Exercise prompt: Copy out each line below containing "muscle".

Supplied data:
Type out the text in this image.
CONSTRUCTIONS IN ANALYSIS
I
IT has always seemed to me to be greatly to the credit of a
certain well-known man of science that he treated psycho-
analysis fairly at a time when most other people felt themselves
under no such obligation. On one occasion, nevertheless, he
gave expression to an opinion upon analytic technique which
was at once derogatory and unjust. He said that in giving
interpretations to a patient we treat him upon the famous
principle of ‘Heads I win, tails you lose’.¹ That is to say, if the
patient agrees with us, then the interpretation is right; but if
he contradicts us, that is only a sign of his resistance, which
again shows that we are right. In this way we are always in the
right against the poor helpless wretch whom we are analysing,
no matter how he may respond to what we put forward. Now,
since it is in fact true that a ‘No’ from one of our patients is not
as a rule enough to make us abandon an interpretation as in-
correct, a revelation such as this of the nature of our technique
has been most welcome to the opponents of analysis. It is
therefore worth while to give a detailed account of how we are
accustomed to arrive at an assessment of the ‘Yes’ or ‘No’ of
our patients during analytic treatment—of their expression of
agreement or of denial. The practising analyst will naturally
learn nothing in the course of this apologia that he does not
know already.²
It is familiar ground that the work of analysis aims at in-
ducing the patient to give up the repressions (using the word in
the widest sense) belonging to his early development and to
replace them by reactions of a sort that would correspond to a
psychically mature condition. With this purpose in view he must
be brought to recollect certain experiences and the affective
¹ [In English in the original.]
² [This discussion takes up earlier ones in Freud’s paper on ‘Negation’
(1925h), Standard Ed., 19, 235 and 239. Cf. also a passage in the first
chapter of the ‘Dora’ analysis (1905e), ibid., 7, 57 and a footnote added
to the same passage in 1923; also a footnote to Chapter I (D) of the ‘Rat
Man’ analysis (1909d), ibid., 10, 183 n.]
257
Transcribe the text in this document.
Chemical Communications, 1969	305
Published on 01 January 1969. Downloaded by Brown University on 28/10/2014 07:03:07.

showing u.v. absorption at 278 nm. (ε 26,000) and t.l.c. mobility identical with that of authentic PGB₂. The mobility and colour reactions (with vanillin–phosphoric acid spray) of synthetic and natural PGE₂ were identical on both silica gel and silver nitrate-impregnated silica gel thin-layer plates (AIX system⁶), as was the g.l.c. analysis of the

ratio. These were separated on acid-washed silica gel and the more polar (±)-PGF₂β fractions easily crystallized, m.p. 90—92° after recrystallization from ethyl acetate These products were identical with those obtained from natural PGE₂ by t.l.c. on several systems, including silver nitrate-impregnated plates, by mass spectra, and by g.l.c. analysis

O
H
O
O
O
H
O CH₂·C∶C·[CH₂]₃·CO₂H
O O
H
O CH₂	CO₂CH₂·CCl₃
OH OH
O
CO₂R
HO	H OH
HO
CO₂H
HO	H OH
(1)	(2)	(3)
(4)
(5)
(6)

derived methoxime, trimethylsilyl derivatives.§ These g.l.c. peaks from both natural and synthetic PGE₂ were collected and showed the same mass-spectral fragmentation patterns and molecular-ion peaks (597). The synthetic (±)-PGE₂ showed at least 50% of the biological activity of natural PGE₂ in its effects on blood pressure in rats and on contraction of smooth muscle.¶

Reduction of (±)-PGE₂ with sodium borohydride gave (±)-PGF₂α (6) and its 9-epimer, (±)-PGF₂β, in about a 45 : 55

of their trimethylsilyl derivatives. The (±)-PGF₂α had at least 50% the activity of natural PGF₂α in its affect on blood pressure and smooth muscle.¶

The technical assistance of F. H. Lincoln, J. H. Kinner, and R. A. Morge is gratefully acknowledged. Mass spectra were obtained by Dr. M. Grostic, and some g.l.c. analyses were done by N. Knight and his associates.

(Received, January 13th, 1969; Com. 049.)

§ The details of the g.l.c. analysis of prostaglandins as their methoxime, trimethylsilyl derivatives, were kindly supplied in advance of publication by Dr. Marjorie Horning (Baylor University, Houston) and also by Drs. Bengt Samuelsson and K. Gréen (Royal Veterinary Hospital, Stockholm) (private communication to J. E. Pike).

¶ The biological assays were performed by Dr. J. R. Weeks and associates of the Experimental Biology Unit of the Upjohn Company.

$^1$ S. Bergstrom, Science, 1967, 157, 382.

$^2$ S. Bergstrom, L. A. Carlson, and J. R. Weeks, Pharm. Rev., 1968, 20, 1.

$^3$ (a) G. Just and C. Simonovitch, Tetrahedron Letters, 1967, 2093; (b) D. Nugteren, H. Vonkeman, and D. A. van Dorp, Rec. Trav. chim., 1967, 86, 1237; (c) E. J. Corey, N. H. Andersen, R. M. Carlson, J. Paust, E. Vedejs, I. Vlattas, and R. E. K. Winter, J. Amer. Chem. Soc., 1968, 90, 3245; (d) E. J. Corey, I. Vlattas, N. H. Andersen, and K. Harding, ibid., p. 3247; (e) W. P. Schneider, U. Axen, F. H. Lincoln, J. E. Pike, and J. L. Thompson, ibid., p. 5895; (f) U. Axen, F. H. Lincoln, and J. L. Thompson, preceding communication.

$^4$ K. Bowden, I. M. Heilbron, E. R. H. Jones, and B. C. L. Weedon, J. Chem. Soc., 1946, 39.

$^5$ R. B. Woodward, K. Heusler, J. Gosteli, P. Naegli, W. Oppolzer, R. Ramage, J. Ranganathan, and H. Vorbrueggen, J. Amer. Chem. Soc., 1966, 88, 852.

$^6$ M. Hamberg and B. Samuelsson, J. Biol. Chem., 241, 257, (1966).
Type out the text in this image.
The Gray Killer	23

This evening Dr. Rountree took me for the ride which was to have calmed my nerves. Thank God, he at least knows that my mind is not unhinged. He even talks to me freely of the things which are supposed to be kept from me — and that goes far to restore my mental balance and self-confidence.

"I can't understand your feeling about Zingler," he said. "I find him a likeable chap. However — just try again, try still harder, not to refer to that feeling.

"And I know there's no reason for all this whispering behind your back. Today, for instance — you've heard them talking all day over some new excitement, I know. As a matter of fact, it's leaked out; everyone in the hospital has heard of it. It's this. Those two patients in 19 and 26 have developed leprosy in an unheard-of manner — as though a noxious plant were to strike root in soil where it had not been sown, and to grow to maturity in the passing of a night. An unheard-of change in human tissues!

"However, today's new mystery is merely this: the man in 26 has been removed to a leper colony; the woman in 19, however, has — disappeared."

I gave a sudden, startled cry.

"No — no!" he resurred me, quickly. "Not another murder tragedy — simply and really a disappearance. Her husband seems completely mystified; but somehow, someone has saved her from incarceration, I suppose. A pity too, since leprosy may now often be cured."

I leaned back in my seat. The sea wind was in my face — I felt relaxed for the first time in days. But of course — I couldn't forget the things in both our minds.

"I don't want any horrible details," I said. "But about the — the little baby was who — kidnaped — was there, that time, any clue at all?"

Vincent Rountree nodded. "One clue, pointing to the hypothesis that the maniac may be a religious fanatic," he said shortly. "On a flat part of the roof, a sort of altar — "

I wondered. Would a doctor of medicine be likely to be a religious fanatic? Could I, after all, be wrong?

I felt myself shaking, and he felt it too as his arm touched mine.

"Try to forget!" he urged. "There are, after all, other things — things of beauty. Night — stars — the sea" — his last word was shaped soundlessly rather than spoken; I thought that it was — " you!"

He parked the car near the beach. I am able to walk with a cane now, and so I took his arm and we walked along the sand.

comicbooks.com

Solved problem:
derived methoxime, trimethylsilyl derivatives.§ These g.l.c. peaks from both natural and synthetic PGE₂ were collected and showed the same mass-spectral fragmentation patterns and molecular-ion peaks (597). The synthetic (±)-PGE₂ showed at least 50% of the biological activity of natural PGE₂ in its effects on blood pressure in rats and on contraction of smooth muscle.¶
of their trimethylsilyl derivatives. The (±)-PGF₂α had at least 50% the activity of natural PGF₂α in its affect on blood pressure and smooth muscle.¶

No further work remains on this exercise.